Task objective: Tally up the lines carrying the string "Burhred" and respond with only the resulting number.

|---|

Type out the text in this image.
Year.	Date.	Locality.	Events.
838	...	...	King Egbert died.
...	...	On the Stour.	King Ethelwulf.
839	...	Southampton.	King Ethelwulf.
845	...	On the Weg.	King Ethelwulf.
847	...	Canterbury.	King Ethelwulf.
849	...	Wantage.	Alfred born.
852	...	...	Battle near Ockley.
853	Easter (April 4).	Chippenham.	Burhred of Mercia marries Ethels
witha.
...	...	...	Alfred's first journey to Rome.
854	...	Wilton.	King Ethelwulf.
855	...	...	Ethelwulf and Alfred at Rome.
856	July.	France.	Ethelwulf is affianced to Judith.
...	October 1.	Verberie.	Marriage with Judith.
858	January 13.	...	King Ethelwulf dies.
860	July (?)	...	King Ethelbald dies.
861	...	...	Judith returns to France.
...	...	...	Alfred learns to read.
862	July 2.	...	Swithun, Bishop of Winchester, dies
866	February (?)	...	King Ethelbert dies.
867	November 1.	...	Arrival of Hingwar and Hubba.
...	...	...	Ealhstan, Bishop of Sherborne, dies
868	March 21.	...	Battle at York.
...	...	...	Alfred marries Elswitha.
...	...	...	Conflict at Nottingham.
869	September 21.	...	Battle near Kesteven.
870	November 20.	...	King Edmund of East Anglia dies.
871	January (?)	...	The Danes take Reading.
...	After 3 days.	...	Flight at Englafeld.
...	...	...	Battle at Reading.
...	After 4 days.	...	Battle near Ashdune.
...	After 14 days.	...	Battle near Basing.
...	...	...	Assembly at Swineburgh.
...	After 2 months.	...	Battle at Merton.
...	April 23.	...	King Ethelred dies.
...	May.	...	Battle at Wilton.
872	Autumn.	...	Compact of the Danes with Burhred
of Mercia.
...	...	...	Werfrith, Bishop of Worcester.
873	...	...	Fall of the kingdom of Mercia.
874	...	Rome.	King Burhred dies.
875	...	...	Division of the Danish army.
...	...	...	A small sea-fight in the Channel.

|---|

Task response: 3